* REQUIRED WORK: Return the records that follow, matching each one exactly.

***** INFORMATION SHOWN *****

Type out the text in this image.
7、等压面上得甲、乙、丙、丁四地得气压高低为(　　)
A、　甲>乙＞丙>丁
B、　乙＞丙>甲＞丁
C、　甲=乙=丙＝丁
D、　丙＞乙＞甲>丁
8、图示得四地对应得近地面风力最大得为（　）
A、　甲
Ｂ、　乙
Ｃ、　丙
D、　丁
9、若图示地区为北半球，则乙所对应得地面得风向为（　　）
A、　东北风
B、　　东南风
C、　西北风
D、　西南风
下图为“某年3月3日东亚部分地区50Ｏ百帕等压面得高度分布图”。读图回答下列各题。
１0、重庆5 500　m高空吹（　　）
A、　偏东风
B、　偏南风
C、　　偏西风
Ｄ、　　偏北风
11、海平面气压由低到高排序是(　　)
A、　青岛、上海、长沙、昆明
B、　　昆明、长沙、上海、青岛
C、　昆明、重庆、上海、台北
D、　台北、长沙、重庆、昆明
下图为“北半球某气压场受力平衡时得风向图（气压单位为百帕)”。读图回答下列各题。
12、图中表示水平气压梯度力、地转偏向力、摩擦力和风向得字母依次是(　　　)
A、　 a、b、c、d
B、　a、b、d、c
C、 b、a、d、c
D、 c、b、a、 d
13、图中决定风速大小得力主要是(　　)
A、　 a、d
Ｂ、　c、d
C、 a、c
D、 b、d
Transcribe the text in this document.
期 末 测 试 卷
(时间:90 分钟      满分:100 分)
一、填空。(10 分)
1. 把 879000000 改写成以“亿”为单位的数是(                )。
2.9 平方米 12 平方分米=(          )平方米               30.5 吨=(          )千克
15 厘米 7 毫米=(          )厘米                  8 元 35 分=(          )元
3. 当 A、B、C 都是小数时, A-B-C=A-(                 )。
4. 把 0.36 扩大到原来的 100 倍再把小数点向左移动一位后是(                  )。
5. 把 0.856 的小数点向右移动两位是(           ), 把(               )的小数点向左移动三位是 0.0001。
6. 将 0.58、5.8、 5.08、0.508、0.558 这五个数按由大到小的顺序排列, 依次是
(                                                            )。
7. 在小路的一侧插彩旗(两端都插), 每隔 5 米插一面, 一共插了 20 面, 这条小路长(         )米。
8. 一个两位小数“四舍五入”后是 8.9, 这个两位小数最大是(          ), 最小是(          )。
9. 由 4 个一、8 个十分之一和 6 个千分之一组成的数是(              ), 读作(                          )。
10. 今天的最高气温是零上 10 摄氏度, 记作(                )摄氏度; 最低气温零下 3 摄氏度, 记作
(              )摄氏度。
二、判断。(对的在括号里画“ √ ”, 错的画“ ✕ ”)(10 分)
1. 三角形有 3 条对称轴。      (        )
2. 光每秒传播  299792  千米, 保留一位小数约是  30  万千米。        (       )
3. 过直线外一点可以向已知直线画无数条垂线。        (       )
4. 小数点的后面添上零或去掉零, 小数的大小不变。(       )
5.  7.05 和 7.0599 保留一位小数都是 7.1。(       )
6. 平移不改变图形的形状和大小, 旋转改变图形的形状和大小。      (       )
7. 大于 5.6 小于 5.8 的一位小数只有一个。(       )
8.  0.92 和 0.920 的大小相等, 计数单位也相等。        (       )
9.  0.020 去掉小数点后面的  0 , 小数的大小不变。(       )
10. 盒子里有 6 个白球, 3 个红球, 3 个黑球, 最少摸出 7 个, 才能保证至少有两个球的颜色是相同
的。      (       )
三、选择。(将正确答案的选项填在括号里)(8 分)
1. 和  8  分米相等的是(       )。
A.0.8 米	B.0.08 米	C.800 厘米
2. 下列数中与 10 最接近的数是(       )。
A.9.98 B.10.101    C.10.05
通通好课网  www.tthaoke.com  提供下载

*****

* SOLUTION TO THIS EXERCISE:
Type out the text in this image.
7、等压面上得甲、乙、丙、丁四地得气压高低为(　　)
A、　甲>乙＞丙>丁
B、　乙＞丙>甲＞丁
C、　甲=乙=丙＝丁
D、　丙＞乙＞甲>丁
8、图示得四地对应得近地面风力最大得为（　）
A、　甲
Ｂ、　乙
Ｃ、　丙
D、　丁
9、若图示地区为北半球，则乙所对应得地面得风向为（　　）
A、　东北风
B、　　东南风
C、　西北风
D、　西南风
下图为“某年3月3日东亚部分地区50Ｏ百帕等压面得高度分布图”。读图回答下列各题。
１0、重庆5 500　m高空吹（　　）
A、　偏东风
B、　偏南风
C、　　偏西风
Ｄ、　　偏北风
11、海平面气压由低到高排序是(　　)
A、　青岛、上海、长沙、昆明
B、　　昆明、长沙、上海、青岛
C、　昆明、重庆、上海、台北
D、　台北、长沙、重庆、昆明
下图为“北半球某气压场受力平衡时得风向图（气压单位为百帕)”。读图回答下列各题。
12、图中表示水平气压梯度力、地转偏向力、摩擦力和风向得字母依次是(　　　)
A、　 a、b、c、d
B、　a、b、d、c
C、 b、a、d、c
D、 c、b、a、 d
13、图中决定风速大小得力主要是(　　)
A、　 a、d
Ｂ、　c、d
C、 a、c
D、 b、d
Transcribe the text in this document.
期 末 测 试 卷
(时间:90 分钟      满分:100 分)
一、填空。(10 分)
1. 把 879000000 改写成以“亿”为单位的数是(                )。
2.9 平方米 12 平方分米=(          )平方米               30.5 吨=(          )千克
15 厘米 7 毫米=(          )厘米                  8 元 35 分=(          )元
3. 当 A、B、C 都是小数时, A-B-C=A-(                 )。
4. 把 0.36 扩大到原来的 100 倍再把小数点向左移动一位后是(                  )。
5. 把 0.856 的小数点向右移动两位是(           ), 把(               )的小数点向左移动三位是 0.0001。
6. 将 0.58、5.8、 5.08、0.508、0.558 这五个数按由大到小的顺序排列, 依次是
(                                                            )。
7. 在小路的一侧插彩旗(两端都插), 每隔 5 米插一面, 一共插了 20 面, 这条小路长(         )米。
8. 一个两位小数“四舍五入”后是 8.9, 这个两位小数最大是(          ), 最小是(          )。
9. 由 4 个一、8 个十分之一和 6 个千分之一组成的数是(              ), 读作(                          )。
10. 今天的最高气温是零上 10 摄氏度, 记作(                )摄氏度; 最低气温零下 3 摄氏度, 记作
(              )摄氏度。
二、判断。(对的在括号里画“ √ ”, 错的画“ ✕ ”)(10 分)
1. 三角形有 3 条对称轴。      (        )
2. 光每秒传播  299792  千米, 保留一位小数约是  30  万千米。        (       )
3. 过直线外一点可以向已知直线画无数条垂线。        (       )
4. 小数点的后面添上零或去掉零, 小数的大小不变。(       )
5.  7.05 和 7.0599 保留一位小数都是 7.1。(       )
6. 平移不改变图形的形状和大小, 旋转改变图形的形状和大小。      (       )
7. 大于 5.6 小于 5.8 的一位小数只有一个。(       )
8.  0.92 和 0.920 的大小相等, 计数单位也相等。        (       )
9.  0.020 去掉小数点后面的  0 , 小数的大小不变。(       )
10. 盒子里有 6 个白球, 3 个红球, 3 个黑球, 最少摸出 7 个, 才能保证至少有两个球的颜色是相同
的。      (       )
三、选择。(将正确答案的选项填在括号里)(8 分)
1. 和  8  分米相等的是(       )。
A.0.8 米	B.0.08 米	C.800 厘米
2. 下列数中与 10 最接近的数是(       )。
A.9.98 B.10.101    C.10.05
通通好课网  www.tthaoke.com  提供下载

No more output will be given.